Goal = Set down exactly the lines from the one containing "Convert this document image to plain text." through the last line of the records below, both included, and nothing else.

Data records:
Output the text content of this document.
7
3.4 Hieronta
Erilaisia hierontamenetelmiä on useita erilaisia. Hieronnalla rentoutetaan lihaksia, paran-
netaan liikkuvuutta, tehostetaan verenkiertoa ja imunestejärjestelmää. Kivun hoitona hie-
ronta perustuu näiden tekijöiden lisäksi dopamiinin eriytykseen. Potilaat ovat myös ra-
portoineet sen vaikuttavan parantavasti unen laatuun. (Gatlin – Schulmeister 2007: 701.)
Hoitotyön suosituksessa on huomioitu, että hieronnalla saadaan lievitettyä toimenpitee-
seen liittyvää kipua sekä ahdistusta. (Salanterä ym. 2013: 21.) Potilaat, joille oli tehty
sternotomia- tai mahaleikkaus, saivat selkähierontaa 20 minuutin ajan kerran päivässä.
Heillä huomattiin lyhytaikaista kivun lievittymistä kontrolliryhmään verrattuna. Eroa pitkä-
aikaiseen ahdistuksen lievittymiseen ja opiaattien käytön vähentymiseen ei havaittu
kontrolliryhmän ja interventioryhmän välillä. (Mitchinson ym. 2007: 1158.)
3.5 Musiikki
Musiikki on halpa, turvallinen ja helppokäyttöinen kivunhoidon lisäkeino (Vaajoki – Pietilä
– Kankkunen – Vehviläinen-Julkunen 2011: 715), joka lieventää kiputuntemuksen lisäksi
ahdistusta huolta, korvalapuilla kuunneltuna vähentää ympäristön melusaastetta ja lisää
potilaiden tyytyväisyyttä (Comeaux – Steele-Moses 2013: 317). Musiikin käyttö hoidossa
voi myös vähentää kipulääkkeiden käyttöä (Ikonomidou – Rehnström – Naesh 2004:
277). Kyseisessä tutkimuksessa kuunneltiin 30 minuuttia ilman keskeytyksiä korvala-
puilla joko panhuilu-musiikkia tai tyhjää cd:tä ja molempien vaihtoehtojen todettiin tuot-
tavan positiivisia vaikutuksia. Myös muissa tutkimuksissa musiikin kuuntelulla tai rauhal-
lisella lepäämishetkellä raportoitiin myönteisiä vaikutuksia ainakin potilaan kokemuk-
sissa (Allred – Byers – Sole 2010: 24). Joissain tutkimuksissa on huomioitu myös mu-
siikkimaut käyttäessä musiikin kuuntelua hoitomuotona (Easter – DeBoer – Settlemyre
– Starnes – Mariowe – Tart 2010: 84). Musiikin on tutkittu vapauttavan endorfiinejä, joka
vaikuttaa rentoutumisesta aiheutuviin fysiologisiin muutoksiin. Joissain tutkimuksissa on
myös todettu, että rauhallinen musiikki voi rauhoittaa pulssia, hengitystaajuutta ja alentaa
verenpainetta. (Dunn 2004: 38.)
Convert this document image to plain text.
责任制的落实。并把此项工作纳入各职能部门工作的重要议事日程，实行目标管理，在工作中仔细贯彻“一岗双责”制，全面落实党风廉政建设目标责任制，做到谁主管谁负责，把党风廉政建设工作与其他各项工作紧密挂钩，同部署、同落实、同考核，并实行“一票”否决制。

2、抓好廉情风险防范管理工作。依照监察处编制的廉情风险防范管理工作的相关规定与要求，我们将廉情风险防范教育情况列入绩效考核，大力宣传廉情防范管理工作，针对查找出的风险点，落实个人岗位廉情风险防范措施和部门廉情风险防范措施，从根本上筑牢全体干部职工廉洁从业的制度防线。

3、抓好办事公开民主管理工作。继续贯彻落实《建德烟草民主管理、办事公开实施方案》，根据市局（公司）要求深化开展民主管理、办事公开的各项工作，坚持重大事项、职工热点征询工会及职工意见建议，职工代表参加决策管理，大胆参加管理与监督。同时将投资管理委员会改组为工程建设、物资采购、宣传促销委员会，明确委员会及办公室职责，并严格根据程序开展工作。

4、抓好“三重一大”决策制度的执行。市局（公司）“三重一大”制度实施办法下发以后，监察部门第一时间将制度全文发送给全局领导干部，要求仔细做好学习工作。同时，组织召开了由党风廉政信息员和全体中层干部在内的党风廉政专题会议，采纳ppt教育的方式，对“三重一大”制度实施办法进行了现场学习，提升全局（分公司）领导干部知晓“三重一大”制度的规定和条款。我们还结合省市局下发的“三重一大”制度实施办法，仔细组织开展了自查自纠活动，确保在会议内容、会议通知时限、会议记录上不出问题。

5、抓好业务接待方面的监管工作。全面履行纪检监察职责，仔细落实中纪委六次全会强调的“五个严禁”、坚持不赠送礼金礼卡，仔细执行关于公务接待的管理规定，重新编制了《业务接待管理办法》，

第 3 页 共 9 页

Correct output =
Convert this document image to plain text.
责任制的落实。并把此项工作纳入各职能部门工作的重要议事日程，实行目标管理，在工作中仔细贯彻“一岗双责”制，全面落实党风廉政建设目标责任制，做到谁主管谁负责，把党风廉政建设工作与其他各项工作紧密挂钩，同部署、同落实、同考核，并实行“一票”否决制。

2、抓好廉情风险防范管理工作。依照监察处编制的廉情风险防范管理工作的相关规定与要求，我们将廉情风险防范教育情况列入绩效考核，大力宣传廉情防范管理工作，针对查找出的风险点，落实个人岗位廉情风险防范措施和部门廉情风险防范措施，从根本上筑牢全体干部职工廉洁从业的制度防线。

3、抓好办事公开民主管理工作。继续贯彻落实《建德烟草民主管理、办事公开实施方案》，根据市局（公司）要求深化开展民主管理、办事公开的各项工作，坚持重大事项、职工热点征询工会及职工意见建议，职工代表参加决策管理，大胆参加管理与监督。同时将投资管理委员会改组为工程建设、物资采购、宣传促销委员会，明确委员会及办公室职责，并严格根据程序开展工作。

4、抓好“三重一大”决策制度的执行。市局（公司）“三重一大”制度实施办法下发以后，监察部门第一时间将制度全文发送给全局领导干部，要求仔细做好学习工作。同时，组织召开了由党风廉政信息员和全体中层干部在内的党风廉政专题会议，采纳ppt教育的方式，对“三重一大”制度实施办法进行了现场学习，提升全局（分公司）领导干部知晓“三重一大”制度的规定和条款。我们还结合省市局下发的“三重一大”制度实施办法，仔细组织开展了自查自纠活动，确保在会议内容、会议通知时限、会议记录上不出问题。

5、抓好业务接待方面的监管工作。全面履行纪检监察职责，仔细落实中纪委六次全会强调的“五个严禁”、坚持不赠送礼金礼卡，仔细执行关于公务接待的管理规定，重新编制了《业务接待管理办法》，

第 3 页 共 9 页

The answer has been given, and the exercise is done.